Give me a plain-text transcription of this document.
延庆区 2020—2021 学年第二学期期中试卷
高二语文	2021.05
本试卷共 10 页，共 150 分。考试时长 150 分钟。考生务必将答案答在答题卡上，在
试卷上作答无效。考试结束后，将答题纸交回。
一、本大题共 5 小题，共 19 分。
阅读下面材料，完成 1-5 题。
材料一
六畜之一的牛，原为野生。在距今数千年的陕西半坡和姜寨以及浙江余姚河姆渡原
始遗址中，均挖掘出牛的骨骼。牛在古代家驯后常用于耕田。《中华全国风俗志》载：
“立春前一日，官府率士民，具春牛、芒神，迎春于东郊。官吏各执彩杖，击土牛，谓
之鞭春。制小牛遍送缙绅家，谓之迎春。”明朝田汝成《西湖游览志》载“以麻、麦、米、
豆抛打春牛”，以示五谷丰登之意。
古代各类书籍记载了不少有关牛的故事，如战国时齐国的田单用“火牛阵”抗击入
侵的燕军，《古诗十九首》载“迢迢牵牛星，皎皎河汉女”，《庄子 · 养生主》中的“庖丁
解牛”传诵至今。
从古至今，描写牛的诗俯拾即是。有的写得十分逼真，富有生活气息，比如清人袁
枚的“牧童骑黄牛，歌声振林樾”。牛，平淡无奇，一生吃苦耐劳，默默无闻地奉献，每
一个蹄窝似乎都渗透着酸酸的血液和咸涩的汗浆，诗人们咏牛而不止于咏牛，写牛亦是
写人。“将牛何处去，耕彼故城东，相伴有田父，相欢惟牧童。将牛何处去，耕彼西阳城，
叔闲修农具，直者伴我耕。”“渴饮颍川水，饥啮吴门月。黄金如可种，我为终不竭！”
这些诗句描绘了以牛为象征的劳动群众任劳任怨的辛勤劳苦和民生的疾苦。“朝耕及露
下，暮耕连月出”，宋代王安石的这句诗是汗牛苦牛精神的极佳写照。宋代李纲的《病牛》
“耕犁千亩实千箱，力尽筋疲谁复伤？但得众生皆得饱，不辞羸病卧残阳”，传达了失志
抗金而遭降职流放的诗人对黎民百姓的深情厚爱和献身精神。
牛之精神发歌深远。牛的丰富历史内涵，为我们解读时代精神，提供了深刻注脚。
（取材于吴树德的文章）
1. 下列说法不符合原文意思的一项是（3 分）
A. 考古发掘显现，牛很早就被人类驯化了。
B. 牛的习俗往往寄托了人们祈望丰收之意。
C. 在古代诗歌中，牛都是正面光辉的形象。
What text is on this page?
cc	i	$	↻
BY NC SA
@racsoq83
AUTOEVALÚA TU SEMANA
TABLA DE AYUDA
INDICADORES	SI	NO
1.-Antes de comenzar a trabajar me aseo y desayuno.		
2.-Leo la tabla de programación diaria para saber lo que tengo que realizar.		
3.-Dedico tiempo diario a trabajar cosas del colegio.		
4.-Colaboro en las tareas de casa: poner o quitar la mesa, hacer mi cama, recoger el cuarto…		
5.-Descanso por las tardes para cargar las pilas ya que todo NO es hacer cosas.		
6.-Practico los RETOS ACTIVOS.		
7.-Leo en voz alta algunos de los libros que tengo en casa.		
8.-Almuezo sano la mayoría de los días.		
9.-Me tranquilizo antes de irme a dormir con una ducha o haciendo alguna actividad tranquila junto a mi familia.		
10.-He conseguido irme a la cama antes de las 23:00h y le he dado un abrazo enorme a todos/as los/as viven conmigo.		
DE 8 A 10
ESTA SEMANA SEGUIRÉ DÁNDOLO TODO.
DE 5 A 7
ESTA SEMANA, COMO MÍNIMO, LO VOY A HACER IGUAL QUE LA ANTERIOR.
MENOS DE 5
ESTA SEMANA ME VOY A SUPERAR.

* **Instructions for the task**
State how many lines of the records above contain the word "casa", giving only that number.

* **Response**
2